## CHALLENGE
All records are to be retyped faithfully and completely.

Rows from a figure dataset
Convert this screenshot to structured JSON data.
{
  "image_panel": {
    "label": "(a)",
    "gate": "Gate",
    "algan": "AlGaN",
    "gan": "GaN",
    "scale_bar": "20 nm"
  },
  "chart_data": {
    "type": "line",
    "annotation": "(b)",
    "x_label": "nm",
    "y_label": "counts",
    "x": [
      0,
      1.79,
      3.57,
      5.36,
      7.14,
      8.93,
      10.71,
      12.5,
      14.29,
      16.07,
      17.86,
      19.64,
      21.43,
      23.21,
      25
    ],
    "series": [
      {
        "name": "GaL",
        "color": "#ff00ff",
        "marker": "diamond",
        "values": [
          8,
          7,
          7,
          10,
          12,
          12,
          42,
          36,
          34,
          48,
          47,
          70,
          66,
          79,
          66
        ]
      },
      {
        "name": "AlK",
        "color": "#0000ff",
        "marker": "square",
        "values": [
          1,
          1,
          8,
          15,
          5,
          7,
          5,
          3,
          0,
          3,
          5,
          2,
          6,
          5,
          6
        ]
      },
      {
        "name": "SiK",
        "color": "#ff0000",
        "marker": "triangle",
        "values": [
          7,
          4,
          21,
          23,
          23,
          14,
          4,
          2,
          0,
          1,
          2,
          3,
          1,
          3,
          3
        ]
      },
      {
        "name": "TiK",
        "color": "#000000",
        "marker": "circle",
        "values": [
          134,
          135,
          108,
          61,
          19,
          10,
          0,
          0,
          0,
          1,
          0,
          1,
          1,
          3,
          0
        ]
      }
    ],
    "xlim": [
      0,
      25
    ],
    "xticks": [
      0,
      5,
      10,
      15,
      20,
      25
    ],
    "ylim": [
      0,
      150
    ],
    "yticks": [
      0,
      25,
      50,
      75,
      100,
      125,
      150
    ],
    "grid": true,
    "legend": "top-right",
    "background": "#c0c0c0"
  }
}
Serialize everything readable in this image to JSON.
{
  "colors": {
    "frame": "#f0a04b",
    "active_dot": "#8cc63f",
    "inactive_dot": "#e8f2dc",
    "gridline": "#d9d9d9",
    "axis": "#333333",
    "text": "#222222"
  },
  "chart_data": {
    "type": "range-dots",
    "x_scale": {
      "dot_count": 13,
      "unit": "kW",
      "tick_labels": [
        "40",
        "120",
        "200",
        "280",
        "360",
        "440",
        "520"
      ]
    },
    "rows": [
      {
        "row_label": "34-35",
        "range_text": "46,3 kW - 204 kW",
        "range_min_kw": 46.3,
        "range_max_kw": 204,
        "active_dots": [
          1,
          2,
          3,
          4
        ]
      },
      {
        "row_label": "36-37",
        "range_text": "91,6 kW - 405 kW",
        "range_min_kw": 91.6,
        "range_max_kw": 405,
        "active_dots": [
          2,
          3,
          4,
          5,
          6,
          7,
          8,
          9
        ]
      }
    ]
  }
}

## TASK ANSWER
Convert this screenshot to structured JSON data.
{
  "image_panel": {
    "label": "(a)",
    "gate": "Gate",
    "algan": "AlGaN",
    "gan": "GaN",
    "scale_bar": "20 nm"
  },
  "chart_data": {
    "type": "line",
    "annotation": "(b)",
    "x_label": "nm",
    "y_label": "counts",
    "x": [
      0,
      1.79,
      3.57,
      5.36,
      7.14,
      8.93,
      10.71,
      12.5,
      14.29,
      16.07,
      17.86,
      19.64,
      21.43,
      23.21,
      25
    ],
    "series": [
      {
        "name": "GaL",
        "color": "#ff00ff",
        "marker": "diamond",
        "values": [
          8,
          7,
          7,
          10,
          12,
          12,
          42,
          36,
          34,
          48,
          47,
          70,
          66,
          79,
          66
        ]
      },
      {
        "name": "AlK",
        "color": "#0000ff",
        "marker": "square",
        "values": [
          1,
          1,
          8,
          15,
          5,
          7,
          5,
          3,
          0,
          3,
          5,
          2,
          6,
          5,
          6
        ]
      },
      {
        "name": "SiK",
        "color": "#ff0000",
        "marker": "triangle",
        "values": [
          7,
          4,
          21,
          23,
          23,
          14,
          4,
          2,
          0,
          1,
          2,
          3,
          1,
          3,
          3
        ]
      },
      {
        "name": "TiK",
        "color": "#000000",
        "marker": "circle",
        "values": [
          134,
          135,
          108,
          61,
          19,
          10,
          0,
          0,
          0,
          1,
          0,
          1,
          1,
          3,
          0
        ]
      }
    ],
    "xlim": [
      0,
      25
    ],
    "xticks": [
      0,
      5,
      10,
      15,
      20,
      25
    ],
    "ylim": [
      0,
      150
    ],
    "yticks": [
      0,
      25,
      50,
      75,
      100,
      125,
      150
    ],
    "grid": true,
    "legend": "top-right",
    "background": "#c0c0c0"
  }
}
Serialize everything readable in this image to JSON.
{
  "colors": {
    "frame": "#f0a04b",
    "active_dot": "#8cc63f",
    "inactive_dot": "#e8f2dc",
    "gridline": "#d9d9d9",
    "axis": "#333333",
    "text": "#222222"
  },
  "chart_data": {
    "type": "range-dots",
    "x_scale": {
      "dot_count": 13,
      "unit": "kW",
      "tick_labels": [
        "40",
        "120",
        "200",
        "280",
        "360",
        "440",
        "520"
      ]
    },
    "rows": [
      {
        "row_label": "34-35",
        "range_text": "46,3 kW - 204 kW",
        "range_min_kw": 46.3,
        "range_max_kw": 204,
        "active_dots": [
          1,
          2,
          3,
          4
        ]
      },
      {
        "row_label": "36-37",
        "range_text": "91,6 kW - 405 kW",
        "range_min_kw": 91.6,
        "range_max_kw": 405,
        "active_dots": [
          2,
          3,
          4,
          5,
          6,
          7,
          8,
          9
        ]
      }
    ]
  }
}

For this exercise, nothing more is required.